▶ EXERCISE OBJECTIVE: The listing below is to be output in its exact form.

Collected data entries:
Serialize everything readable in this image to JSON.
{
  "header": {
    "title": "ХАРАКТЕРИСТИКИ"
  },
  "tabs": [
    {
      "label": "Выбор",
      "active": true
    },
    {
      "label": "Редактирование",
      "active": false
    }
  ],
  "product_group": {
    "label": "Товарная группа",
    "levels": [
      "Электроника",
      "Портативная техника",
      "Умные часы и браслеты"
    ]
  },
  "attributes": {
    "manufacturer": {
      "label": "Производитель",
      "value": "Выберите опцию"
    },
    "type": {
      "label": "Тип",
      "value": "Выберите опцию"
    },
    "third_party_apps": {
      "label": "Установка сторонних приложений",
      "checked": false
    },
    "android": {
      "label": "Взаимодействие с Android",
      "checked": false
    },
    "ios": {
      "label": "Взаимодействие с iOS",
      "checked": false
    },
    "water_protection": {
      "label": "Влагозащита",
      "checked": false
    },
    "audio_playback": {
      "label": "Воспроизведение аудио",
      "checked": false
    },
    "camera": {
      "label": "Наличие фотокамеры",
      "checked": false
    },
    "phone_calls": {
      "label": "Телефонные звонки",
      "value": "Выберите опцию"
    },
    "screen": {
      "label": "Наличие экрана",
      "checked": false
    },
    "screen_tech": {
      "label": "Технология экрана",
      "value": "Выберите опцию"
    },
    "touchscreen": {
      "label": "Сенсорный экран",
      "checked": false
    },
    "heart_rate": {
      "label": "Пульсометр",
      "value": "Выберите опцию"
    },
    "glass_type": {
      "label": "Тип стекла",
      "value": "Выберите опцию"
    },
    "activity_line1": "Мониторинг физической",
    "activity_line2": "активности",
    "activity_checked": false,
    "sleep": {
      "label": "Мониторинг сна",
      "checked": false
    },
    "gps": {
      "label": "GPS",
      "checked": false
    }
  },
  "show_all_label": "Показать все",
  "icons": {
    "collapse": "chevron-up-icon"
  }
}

▶ WRITTEN RESPONSE:
Serialize everything readable in this image to JSON.
{
  "header": {
    "title": "ХАРАКТЕРИСТИКИ"
  },
  "tabs": [
    {
      "label": "Выбор",
      "active": true
    },
    {
      "label": "Редактирование",
      "active": false
    }
  ],
  "product_group": {
    "label": "Товарная группа",
    "levels": [
      "Электроника",
      "Портативная техника",
      "Умные часы и браслеты"
    ]
  },
  "attributes": {
    "manufacturer": {
      "label": "Производитель",
      "value": "Выберите опцию"
    },
    "type": {
      "label": "Тип",
      "value": "Выберите опцию"
    },
    "third_party_apps": {
      "label": "Установка сторонних приложений",
      "checked": false
    },
    "android": {
      "label": "Взаимодействие с Android",
      "checked": false
    },
    "ios": {
      "label": "Взаимодействие с iOS",
      "checked": false
    },
    "water_protection": {
      "label": "Влагозащита",
      "checked": false
    },
    "audio_playback": {
      "label": "Воспроизведение аудио",
      "checked": false
    },
    "camera": {
      "label": "Наличие фотокамеры",
      "checked": false
    },
    "phone_calls": {
      "label": "Телефонные звонки",
      "value": "Выберите опцию"
    },
    "screen": {
      "label": "Наличие экрана",
      "checked": false
    },
    "screen_tech": {
      "label": "Технология экрана",
      "value": "Выберите опцию"
    },
    "touchscreen": {
      "label": "Сенсорный экран",
      "checked": false
    },
    "heart_rate": {
      "label": "Пульсометр",
      "value": "Выберите опцию"
    },
    "glass_type": {
      "label": "Тип стекла",
      "value": "Выберите опцию"
    },
    "activity_line1": "Мониторинг физической",
    "activity_line2": "активности",
    "activity_checked": false,
    "sleep": {
      "label": "Мониторинг сна",
      "checked": false
    },
    "gps": {
      "label": "GPS",
      "checked": false
    }
  },
  "show_all_label": "Показать все",
  "icons": {
    "collapse": "chevron-up-icon"
  }
}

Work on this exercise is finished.